## [Exercise directions]
Present the entries as a Markdown table with the columns "Row" and "Line", beginning at the first line of the entries and continuing through the line containing "356, 634, 470]". Number each line in the Row column, and omit blank lines.

[Items stored from a collection]
+---+

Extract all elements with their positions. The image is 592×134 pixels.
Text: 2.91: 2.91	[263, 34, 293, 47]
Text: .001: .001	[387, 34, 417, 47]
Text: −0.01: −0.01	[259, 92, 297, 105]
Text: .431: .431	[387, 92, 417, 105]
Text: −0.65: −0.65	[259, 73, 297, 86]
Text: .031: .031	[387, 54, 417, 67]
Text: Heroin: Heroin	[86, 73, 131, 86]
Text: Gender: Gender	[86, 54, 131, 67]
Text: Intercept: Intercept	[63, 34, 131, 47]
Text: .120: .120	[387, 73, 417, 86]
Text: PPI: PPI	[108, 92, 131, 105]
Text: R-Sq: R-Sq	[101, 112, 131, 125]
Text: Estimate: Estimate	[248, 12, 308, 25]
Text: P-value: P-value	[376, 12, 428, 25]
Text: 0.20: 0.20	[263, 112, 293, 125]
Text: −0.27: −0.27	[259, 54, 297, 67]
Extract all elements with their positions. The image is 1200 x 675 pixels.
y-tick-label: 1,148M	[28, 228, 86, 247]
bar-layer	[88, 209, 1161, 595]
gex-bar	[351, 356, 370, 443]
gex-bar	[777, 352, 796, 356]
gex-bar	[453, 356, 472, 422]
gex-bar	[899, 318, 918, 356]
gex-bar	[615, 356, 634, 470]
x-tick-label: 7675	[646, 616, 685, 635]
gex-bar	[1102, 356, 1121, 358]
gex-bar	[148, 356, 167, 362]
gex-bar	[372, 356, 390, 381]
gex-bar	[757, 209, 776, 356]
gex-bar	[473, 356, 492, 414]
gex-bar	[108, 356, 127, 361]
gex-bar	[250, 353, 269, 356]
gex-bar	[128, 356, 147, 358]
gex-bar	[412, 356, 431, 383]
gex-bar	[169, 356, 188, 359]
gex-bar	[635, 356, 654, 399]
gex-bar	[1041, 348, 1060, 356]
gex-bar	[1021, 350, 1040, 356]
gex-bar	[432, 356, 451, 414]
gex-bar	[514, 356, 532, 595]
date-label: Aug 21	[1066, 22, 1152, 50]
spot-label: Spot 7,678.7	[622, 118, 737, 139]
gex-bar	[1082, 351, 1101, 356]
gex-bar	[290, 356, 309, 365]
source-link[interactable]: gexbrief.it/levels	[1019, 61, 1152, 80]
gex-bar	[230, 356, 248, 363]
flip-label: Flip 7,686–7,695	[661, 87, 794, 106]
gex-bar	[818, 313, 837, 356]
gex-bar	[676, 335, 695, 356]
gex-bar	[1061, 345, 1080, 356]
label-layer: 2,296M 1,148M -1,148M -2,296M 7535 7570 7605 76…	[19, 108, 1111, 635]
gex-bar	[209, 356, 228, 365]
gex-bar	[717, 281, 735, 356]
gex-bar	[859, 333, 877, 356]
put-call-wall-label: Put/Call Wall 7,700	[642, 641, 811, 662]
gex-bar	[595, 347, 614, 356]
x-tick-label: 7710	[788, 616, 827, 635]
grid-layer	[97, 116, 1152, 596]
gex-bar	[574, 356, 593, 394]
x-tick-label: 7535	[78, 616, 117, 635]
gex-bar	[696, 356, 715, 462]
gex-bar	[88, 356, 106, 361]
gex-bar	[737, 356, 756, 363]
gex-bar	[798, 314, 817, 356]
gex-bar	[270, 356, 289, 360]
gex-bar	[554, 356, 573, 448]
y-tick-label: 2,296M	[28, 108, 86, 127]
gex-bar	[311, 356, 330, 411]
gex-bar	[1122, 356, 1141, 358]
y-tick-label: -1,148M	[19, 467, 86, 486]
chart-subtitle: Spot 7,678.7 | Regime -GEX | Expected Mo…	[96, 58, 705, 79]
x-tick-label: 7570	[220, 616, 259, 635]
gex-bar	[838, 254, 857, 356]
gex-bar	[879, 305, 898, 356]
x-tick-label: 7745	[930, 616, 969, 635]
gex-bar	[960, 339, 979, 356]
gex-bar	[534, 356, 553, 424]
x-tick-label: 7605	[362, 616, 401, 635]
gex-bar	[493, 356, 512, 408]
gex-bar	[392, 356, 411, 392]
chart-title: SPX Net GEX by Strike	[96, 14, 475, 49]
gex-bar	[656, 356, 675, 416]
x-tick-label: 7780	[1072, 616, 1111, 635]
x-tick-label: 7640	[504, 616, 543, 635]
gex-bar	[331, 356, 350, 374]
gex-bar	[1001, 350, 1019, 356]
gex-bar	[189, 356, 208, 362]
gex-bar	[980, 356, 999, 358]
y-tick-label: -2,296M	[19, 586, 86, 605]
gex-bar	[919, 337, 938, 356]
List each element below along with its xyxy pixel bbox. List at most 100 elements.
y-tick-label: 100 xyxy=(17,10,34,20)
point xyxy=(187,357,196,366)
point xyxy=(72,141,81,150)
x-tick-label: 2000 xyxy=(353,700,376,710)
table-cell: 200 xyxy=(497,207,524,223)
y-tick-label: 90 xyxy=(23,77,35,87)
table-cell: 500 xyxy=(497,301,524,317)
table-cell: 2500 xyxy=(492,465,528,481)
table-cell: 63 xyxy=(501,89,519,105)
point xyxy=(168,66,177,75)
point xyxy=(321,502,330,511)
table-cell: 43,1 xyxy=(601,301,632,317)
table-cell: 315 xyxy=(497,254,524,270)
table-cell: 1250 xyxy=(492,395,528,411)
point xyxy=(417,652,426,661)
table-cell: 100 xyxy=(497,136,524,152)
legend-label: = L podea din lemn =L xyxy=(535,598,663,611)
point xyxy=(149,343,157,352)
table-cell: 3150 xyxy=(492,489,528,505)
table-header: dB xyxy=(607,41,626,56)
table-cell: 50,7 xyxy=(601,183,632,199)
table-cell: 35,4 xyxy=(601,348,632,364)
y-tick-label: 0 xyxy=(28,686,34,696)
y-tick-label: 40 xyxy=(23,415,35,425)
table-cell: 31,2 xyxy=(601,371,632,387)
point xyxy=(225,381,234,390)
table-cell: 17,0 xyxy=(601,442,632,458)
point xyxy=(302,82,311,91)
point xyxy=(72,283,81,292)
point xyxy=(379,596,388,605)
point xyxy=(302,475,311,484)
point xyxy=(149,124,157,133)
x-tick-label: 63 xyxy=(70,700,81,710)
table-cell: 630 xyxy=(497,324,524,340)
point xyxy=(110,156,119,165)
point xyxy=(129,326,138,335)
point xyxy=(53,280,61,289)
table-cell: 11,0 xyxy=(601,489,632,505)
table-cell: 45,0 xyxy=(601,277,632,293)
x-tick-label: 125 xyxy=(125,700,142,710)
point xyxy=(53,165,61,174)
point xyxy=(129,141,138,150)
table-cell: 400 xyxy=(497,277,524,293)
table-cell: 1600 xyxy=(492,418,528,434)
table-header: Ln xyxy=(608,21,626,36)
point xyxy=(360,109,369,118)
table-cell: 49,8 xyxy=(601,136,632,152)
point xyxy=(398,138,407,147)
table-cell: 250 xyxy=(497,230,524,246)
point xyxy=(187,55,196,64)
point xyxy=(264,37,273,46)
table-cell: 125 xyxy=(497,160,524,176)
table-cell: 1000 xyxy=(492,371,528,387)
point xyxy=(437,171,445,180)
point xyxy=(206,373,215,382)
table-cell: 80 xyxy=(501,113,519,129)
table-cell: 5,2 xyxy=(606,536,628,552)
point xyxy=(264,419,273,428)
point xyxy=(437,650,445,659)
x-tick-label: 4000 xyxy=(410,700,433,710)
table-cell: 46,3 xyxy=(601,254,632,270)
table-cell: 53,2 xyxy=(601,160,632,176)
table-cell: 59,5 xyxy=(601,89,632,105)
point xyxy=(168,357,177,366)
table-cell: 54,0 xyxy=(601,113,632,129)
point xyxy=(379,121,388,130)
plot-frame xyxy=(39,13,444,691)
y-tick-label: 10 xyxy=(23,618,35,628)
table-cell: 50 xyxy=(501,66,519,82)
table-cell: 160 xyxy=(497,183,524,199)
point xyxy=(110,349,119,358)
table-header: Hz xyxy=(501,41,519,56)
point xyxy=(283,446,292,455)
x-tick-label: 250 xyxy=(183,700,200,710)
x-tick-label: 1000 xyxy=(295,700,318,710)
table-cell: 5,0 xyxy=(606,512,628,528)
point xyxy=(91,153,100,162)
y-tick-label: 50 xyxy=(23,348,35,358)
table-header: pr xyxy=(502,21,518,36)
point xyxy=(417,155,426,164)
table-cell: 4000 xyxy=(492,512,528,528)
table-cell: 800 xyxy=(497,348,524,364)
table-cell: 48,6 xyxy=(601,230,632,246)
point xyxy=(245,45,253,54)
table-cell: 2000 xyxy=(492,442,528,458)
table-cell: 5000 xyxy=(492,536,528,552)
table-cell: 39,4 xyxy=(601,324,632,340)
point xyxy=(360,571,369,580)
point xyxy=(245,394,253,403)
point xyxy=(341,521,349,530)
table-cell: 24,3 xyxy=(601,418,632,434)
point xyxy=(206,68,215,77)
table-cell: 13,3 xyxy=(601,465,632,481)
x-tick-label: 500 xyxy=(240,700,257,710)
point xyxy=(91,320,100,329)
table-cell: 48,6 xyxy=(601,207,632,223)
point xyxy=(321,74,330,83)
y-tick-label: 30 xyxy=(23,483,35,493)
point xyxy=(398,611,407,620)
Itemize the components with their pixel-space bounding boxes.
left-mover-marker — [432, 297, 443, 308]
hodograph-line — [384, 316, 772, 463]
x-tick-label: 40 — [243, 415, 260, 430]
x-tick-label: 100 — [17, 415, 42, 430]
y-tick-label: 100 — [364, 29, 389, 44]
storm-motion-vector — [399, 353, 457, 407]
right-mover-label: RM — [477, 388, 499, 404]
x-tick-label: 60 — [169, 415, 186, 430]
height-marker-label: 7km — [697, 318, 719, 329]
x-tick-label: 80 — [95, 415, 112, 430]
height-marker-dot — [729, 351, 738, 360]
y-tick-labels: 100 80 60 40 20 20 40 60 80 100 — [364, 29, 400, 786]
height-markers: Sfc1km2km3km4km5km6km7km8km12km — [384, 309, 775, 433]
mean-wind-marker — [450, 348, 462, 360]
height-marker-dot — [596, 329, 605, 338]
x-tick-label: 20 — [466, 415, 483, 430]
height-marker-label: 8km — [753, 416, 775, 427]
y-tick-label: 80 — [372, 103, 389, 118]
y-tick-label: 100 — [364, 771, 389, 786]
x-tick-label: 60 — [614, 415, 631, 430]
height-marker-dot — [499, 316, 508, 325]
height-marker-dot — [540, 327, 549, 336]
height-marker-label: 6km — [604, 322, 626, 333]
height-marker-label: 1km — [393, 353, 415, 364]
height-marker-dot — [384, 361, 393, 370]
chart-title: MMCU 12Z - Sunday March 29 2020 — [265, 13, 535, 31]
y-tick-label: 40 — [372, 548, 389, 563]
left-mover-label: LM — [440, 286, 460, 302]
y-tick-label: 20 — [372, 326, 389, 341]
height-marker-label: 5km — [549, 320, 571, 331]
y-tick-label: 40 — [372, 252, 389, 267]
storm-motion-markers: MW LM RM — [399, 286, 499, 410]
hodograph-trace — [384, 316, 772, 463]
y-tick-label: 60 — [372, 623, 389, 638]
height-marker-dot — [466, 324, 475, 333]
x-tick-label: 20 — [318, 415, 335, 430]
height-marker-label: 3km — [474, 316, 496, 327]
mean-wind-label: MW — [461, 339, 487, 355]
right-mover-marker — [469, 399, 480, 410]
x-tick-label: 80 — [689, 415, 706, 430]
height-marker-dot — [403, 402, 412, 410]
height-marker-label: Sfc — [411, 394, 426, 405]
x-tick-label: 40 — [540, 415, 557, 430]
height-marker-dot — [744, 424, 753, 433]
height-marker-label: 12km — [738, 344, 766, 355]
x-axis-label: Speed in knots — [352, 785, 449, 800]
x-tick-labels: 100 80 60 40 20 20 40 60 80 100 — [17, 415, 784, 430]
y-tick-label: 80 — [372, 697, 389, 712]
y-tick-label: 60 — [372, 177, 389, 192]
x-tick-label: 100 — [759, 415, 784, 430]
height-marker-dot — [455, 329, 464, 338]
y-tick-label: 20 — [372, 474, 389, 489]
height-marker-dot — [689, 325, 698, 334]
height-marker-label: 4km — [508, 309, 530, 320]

+---+

## [Solution for this problem]
| Row | Line |
|---|---|
| 1 | Extract all elements with their positions. The image is 592×134 pixels. |
| 2 | Text: 2.91: 2.91	[263, 34, 293, 47] |
| 3 | Text: .001: .001	[387, 34, 417, 47] |
| 4 | Text: −0.01: −0.01	[259, 92, 297, 105] |
| 5 | Text: .431: .431	[387, 92, 417, 105] |
| 6 | Text: −0.65: −0.65	[259, 73, 297, 86] |
| 7 | Text: .031: .031	[387, 54, 417, 67] |
| 8 | Text: Heroin: Heroin	[86, 73, 131, 86] |
| 9 | Text: Gender: Gender	[86, 54, 131, 67] |
| 10 | Text: Intercept: Intercept	[63, 34, 131, 47] |
| 11 | Text: .120: .120	[387, 73, 417, 86] |
| 12 | Text: PPI: PPI	[108, 92, 131, 105] |
| 13 | Text: R-Sq: R-Sq	[101, 112, 131, 125] |
| 14 | Text: Estimate: Estimate	[248, 12, 308, 25] |
| 15 | Text: P-value: P-value	[376, 12, 428, 25] |
| 16 | Text: 0.20: 0.20	[263, 112, 293, 125] |
| 17 | Text: −0.27: −0.27	[259, 54, 297, 67] |
| 18 | Extract all elements with their positions. The image is 1200 x 675 pixels. |
| 19 | y-tick-label: 1,148M	[28, 228, 86, 247] |
| 20 | bar-layer	[88, 209, 1161, 595] |
| 21 | gex-bar	[351, 356, 370, 443] |
| 22 | gex-bar	[777, 352, 796, 356] |
| 23 | gex-bar	[453, 356, 472, 422] |
| 24 | gex-bar	[899, 318, 918, 356] |
| 25 | gex-bar	[615, 356, 634, 470] |